AIM OF THE TASK - Your answer should be a single number: the count of lines containing the string "effecten".

DATA LINES -
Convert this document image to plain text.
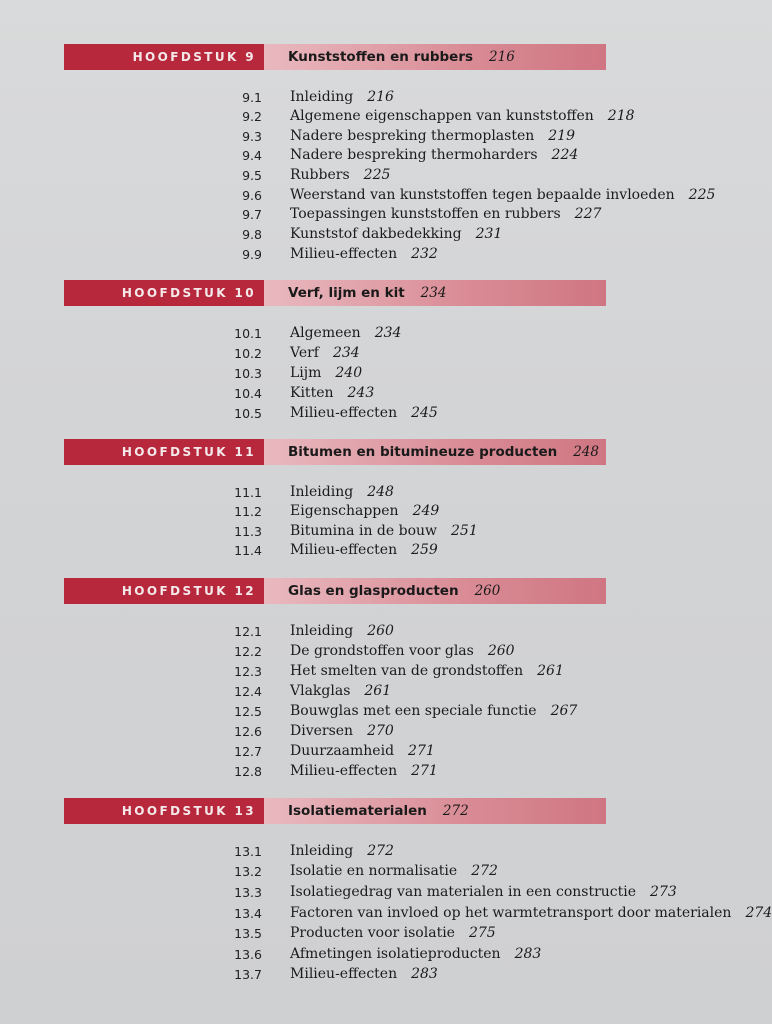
HOOFDSTUK 9	Kunststoffen en rubbers 216
9.1 Inleiding 216
9.2 Algemene eigenschappen van kunststoffen 218
9.3 Nadere bespreking thermoplasten 219
9.4 Nadere bespreking thermoharders 224
9.5 Rubbers 225
9.6 Weerstand van kunststoffen tegen bepaalde invloeden 225
9.7 Toepassingen kunststoffen en rubbers 227
9.8 Kunststof dakbedekking 231
9.9 Milieu-effecten 232
HOOFDSTUK 10	Verf, lijm en kit 234
10.1 Algemeen 234
10.2 Verf 234
10.3 Lijm 240
10.4 Kitten 243
10.5 Milieu-effecten 245
HOOFDSTUK 11	Bitumen en bitumineuze producten 248
11.1 Inleiding 248
11.2 Eigenschappen 249
11.3 Bitumina in de bouw 251
11.4 Milieu-effecten 259
HOOFDSTUK 12	Glas en glasproducten 260
12.1 Inleiding 260
12.2 De grondstoffen voor glas 260
12.3 Het smelten van de grondstoffen 261
12.4 Vlakglas 261
12.5 Bouwglas met een speciale functie 267
12.6 Diversen 270
12.7 Duurzaamheid 271
12.8 Milieu-effecten 271
HOOFDSTUK 13	Isolatiematerialen 272
13.1 Inleiding 272
13.2 Isolatie en normalisatie 272
13.3 Isolatiegedrag van materialen in een constructie 273
13.4 Factoren van invloed op het warmtetransport door materialen 274
13.5 Producten voor isolatie 275
13.6 Afmetingen isolatieproducten 283
13.7 Milieu-effecten 283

COMPLETE RESPONSE - 5